TASK DIRECTIONS:
Output all the entries word for word. Omit the pictures.

ENTRIES PROVIDED:

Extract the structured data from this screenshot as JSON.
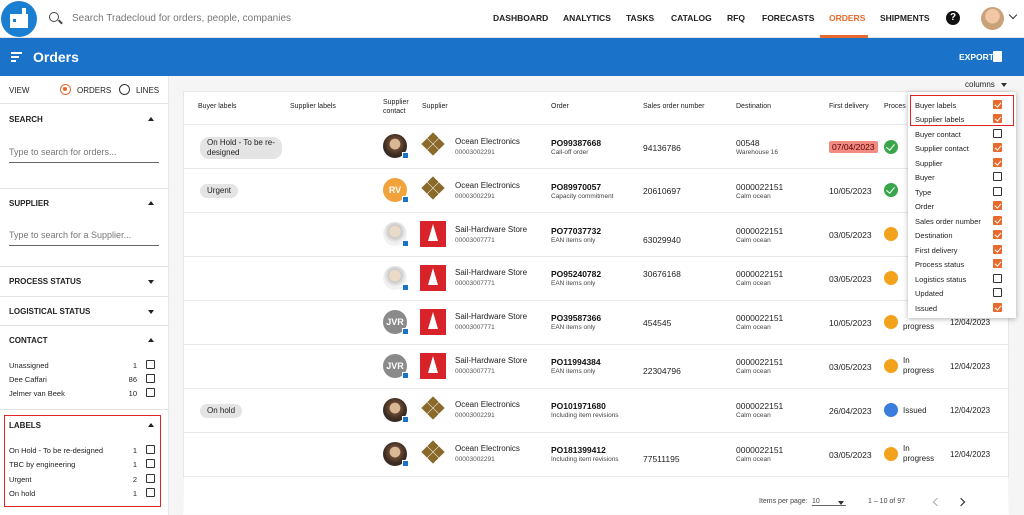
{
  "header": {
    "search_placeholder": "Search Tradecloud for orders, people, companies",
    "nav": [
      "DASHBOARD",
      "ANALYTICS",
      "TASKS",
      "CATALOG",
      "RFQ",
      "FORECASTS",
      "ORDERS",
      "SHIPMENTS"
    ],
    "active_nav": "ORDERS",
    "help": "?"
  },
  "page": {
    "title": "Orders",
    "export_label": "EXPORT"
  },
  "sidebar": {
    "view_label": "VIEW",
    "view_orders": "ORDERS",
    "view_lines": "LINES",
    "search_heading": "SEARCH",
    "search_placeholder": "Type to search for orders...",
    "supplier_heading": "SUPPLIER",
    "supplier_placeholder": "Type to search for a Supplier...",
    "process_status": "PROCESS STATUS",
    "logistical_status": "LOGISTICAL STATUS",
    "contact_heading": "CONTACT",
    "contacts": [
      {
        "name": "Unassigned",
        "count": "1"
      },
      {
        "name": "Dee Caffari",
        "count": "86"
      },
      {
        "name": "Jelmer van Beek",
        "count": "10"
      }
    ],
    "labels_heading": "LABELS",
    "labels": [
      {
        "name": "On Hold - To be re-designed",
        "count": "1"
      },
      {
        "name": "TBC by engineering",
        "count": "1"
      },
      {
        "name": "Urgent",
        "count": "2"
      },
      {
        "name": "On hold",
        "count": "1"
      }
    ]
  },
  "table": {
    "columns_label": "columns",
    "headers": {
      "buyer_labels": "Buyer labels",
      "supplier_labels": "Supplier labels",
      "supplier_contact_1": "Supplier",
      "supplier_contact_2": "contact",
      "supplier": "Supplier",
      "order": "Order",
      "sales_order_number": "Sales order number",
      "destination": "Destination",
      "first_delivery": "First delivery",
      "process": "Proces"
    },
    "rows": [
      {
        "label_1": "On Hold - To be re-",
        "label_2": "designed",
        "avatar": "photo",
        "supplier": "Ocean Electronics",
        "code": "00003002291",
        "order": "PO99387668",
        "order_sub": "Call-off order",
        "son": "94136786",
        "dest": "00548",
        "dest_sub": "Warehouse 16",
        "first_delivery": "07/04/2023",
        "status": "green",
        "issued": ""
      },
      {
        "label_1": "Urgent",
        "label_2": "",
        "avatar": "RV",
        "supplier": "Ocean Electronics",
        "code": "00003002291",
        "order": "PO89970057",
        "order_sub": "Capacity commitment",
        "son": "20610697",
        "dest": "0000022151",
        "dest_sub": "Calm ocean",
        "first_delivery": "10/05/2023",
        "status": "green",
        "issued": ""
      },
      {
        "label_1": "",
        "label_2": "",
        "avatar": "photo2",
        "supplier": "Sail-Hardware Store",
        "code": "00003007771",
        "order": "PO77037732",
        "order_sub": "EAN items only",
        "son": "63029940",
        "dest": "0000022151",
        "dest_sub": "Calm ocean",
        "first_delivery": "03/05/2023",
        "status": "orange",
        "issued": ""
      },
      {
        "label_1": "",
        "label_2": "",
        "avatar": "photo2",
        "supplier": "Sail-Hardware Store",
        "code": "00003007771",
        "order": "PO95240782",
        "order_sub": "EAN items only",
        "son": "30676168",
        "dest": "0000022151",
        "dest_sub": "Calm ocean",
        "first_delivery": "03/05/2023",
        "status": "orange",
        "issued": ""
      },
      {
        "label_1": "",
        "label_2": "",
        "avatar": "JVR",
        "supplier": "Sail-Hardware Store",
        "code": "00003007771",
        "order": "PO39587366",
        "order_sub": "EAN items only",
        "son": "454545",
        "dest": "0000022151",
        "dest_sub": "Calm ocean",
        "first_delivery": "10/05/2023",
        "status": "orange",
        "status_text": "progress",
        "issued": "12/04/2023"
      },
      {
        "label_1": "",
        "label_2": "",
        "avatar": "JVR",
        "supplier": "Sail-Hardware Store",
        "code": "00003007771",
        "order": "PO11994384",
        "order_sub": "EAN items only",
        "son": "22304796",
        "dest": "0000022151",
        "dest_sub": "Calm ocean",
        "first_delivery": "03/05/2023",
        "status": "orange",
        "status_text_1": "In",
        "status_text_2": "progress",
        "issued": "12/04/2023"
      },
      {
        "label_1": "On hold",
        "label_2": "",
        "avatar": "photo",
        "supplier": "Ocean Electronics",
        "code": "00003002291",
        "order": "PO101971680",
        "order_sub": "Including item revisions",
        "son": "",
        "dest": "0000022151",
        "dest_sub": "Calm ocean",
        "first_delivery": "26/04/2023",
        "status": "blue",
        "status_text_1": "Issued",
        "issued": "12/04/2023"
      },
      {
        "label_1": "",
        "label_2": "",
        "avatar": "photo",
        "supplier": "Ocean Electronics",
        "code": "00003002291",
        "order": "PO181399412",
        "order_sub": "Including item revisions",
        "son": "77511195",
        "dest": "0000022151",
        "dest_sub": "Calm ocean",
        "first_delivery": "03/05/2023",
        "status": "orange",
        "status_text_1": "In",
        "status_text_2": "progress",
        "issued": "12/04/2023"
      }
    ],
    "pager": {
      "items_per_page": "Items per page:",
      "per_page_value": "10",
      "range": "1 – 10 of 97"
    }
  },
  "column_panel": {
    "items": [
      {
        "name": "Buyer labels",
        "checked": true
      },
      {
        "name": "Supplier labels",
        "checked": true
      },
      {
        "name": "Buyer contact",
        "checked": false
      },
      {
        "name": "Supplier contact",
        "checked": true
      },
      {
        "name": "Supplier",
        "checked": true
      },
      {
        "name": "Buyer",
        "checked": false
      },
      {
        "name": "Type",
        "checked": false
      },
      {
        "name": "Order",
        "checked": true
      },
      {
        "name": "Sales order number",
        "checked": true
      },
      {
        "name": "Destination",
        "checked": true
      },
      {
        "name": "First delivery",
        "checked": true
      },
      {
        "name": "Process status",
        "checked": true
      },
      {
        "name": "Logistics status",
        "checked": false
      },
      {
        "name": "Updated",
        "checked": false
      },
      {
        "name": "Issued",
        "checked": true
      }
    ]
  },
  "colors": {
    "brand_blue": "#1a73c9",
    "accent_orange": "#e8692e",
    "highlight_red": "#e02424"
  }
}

SOLUTION TO THIS TASK:
Extract the structured data from this screenshot as JSON.
{
  "header": {
    "search_placeholder": "Search Tradecloud for orders, people, companies",
    "nav": [
      "DASHBOARD",
      "ANALYTICS",
      "TASKS",
      "CATALOG",
      "RFQ",
      "FORECASTS",
      "ORDERS",
      "SHIPMENTS"
    ],
    "active_nav": "ORDERS",
    "help": "?"
  },
  "page": {
    "title": "Orders",
    "export_label": "EXPORT"
  },
  "sidebar": {
    "view_label": "VIEW",
    "view_orders": "ORDERS",
    "view_lines": "LINES",
    "search_heading": "SEARCH",
    "search_placeholder": "Type to search for orders...",
    "supplier_heading": "SUPPLIER",
    "supplier_placeholder": "Type to search for a Supplier...",
    "process_status": "PROCESS STATUS",
    "logistical_status": "LOGISTICAL STATUS",
    "contact_heading": "CONTACT",
    "contacts": [
      {
        "name": "Unassigned",
        "count": "1"
      },
      {
        "name": "Dee Caffari",
        "count": "86"
      },
      {
        "name": "Jelmer van Beek",
        "count": "10"
      }
    ],
    "labels_heading": "LABELS",
    "labels": [
      {
        "name": "On Hold - To be re-designed",
        "count": "1"
      },
      {
        "name": "TBC by engineering",
        "count": "1"
      },
      {
        "name": "Urgent",
        "count": "2"
      },
      {
        "name": "On hold",
        "count": "1"
      }
    ]
  },
  "table": {
    "columns_label": "columns",
    "headers": {
      "buyer_labels": "Buyer labels",
      "supplier_labels": "Supplier labels",
      "supplier_contact_1": "Supplier",
      "supplier_contact_2": "contact",
      "supplier": "Supplier",
      "order": "Order",
      "sales_order_number": "Sales order number",
      "destination": "Destination",
      "first_delivery": "First delivery",
      "process": "Proces"
    },
    "rows": [
      {
        "label_1": "On Hold - To be re-",
        "label_2": "designed",
        "avatar": "photo",
        "supplier": "Ocean Electronics",
        "code": "00003002291",
        "order": "PO99387668",
        "order_sub": "Call-off order",
        "son": "94136786",
        "dest": "00548",
        "dest_sub": "Warehouse 16",
        "first_delivery": "07/04/2023",
        "status": "green",
        "issued": ""
      },
      {
        "label_1": "Urgent",
        "label_2": "",
        "avatar": "RV",
        "supplier": "Ocean Electronics",
        "code": "00003002291",
        "order": "PO89970057",
        "order_sub": "Capacity commitment",
        "son": "20610697",
        "dest": "0000022151",
        "dest_sub": "Calm ocean",
        "first_delivery": "10/05/2023",
        "status": "green",
        "issued": ""
      },
      {
        "label_1": "",
        "label_2": "",
        "avatar": "photo2",
        "supplier": "Sail-Hardware Store",
        "code": "00003007771",
        "order": "PO77037732",
        "order_sub": "EAN items only",
        "son": "63029940",
        "dest": "0000022151",
        "dest_sub": "Calm ocean",
        "first_delivery": "03/05/2023",
        "status": "orange",
        "issued": ""
      },
      {
        "label_1": "",
        "label_2": "",
        "avatar": "photo2",
        "supplier": "Sail-Hardware Store",
        "code": "00003007771",
        "order": "PO95240782",
        "order_sub": "EAN items only",
        "son": "30676168",
        "dest": "0000022151",
        "dest_sub": "Calm ocean",
        "first_delivery": "03/05/2023",
        "status": "orange",
        "issued": ""
      },
      {
        "label_1": "",
        "label_2": "",
        "avatar": "JVR",
        "supplier": "Sail-Hardware Store",
        "code": "00003007771",
        "order": "PO39587366",
        "order_sub": "EAN items only",
        "son": "454545",
        "dest": "0000022151",
        "dest_sub": "Calm ocean",
        "first_delivery": "10/05/2023",
        "status": "orange",
        "status_text": "progress",
        "issued": "12/04/2023"
      },
      {
        "label_1": "",
        "label_2": "",
        "avatar": "JVR",
        "supplier": "Sail-Hardware Store",
        "code": "00003007771",
        "order": "PO11994384",
        "order_sub": "EAN items only",
        "son": "22304796",
        "dest": "0000022151",
        "dest_sub": "Calm ocean",
        "first_delivery": "03/05/2023",
        "status": "orange",
        "status_text_1": "In",
        "status_text_2": "progress",
        "issued": "12/04/2023"
      },
      {
        "label_1": "On hold",
        "label_2": "",
        "avatar": "photo",
        "supplier": "Ocean Electronics",
        "code": "00003002291",
        "order": "PO101971680",
        "order_sub": "Including item revisions",
        "son": "",
        "dest": "0000022151",
        "dest_sub": "Calm ocean",
        "first_delivery": "26/04/2023",
        "status": "blue",
        "status_text_1": "Issued",
        "issued": "12/04/2023"
      },
      {
        "label_1": "",
        "label_2": "",
        "avatar": "photo",
        "supplier": "Ocean Electronics",
        "code": "00003002291",
        "order": "PO181399412",
        "order_sub": "Including item revisions",
        "son": "77511195",
        "dest": "0000022151",
        "dest_sub": "Calm ocean",
        "first_delivery": "03/05/2023",
        "status": "orange",
        "status_text_1": "In",
        "status_text_2": "progress",
        "issued": "12/04/2023"
      }
    ],
    "pager": {
      "items_per_page": "Items per page:",
      "per_page_value": "10",
      "range": "1 – 10 of 97"
    }
  },
  "column_panel": {
    "items": [
      {
        "name": "Buyer labels",
        "checked": true
      },
      {
        "name": "Supplier labels",
        "checked": true
      },
      {
        "name": "Buyer contact",
        "checked": false
      },
      {
        "name": "Supplier contact",
        "checked": true
      },
      {
        "name": "Supplier",
        "checked": true
      },
      {
        "name": "Buyer",
        "checked": false
      },
      {
        "name": "Type",
        "checked": false
      },
      {
        "name": "Order",
        "checked": true
      },
      {
        "name": "Sales order number",
        "checked": true
      },
      {
        "name": "Destination",
        "checked": true
      },
      {
        "name": "First delivery",
        "checked": true
      },
      {
        "name": "Process status",
        "checked": true
      },
      {
        "name": "Logistics status",
        "checked": false
      },
      {
        "name": "Updated",
        "checked": false
      },
      {
        "name": "Issued",
        "checked": true
      }
    ]
  },
  "colors": {
    "brand_blue": "#1a73c9",
    "accent_orange": "#e8692e",
    "highlight_red": "#e02424"
  }
}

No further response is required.